### The request
Which lines contain the string "mowa"? Please list every one of them.

Recorded data:
--*--

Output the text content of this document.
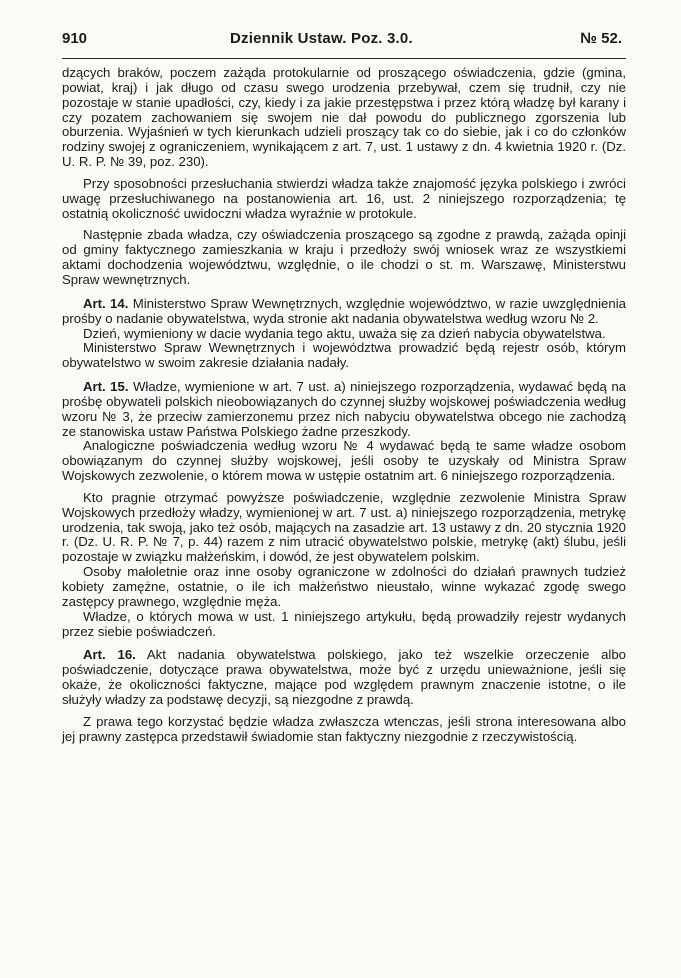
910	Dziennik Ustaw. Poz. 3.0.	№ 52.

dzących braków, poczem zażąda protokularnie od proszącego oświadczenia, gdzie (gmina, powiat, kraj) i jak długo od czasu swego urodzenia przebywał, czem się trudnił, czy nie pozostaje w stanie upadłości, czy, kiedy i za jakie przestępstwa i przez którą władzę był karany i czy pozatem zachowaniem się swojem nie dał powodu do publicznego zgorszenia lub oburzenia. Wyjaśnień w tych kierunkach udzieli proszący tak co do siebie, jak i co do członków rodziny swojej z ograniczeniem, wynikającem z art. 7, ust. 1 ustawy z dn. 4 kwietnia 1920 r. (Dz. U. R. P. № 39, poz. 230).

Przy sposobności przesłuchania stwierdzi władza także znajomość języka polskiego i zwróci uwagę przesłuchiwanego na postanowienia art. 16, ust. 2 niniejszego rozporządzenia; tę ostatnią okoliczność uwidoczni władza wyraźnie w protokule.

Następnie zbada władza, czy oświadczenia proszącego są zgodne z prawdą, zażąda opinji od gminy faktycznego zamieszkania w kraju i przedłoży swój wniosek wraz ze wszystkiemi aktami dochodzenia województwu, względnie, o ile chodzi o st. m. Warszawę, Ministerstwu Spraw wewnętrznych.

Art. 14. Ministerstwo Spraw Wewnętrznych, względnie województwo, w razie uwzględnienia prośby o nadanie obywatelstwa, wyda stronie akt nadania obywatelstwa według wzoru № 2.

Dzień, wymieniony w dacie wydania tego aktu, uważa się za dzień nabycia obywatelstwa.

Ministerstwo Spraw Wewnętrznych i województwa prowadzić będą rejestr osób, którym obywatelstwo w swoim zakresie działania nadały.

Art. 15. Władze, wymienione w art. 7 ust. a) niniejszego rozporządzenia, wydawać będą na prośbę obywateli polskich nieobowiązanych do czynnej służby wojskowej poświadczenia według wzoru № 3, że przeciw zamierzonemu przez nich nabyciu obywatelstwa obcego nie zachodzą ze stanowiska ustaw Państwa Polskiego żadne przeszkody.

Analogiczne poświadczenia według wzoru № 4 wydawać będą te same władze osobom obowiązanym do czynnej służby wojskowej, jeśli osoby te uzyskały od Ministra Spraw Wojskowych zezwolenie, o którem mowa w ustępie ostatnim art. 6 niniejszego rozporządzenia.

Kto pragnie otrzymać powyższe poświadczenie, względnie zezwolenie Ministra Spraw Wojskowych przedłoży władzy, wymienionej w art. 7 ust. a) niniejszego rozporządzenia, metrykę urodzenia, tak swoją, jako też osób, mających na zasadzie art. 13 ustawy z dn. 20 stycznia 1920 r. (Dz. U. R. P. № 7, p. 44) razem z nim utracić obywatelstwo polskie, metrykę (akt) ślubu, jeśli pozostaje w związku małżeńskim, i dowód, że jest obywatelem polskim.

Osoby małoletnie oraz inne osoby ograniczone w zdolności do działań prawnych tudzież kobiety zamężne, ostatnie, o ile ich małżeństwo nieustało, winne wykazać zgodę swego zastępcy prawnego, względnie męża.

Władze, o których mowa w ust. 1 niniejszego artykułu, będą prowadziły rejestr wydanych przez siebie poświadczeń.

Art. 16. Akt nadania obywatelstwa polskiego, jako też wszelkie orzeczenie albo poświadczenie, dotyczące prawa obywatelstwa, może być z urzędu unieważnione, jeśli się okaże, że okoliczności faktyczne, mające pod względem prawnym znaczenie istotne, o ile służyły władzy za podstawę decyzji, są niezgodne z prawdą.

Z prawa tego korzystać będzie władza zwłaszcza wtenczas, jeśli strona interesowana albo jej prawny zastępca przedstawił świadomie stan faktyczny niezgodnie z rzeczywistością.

--*--

### Solution for this exercise
Analogiczne poświadczenia według wzoru № 4 wydawać będą te same władze osobom obowiązanym do czynnej służby wojskowej, jeśli osoby te uzyskały od Ministra Spraw Wojskowych zezwolenie, o którem mowa w ustępie ostatnim art. 6 niniejszego rozporządzenia.
Władze, o których mowa w ust. 1 niniejszego artykułu, będą prowadziły rejestr wydanych przez siebie poświadczeń.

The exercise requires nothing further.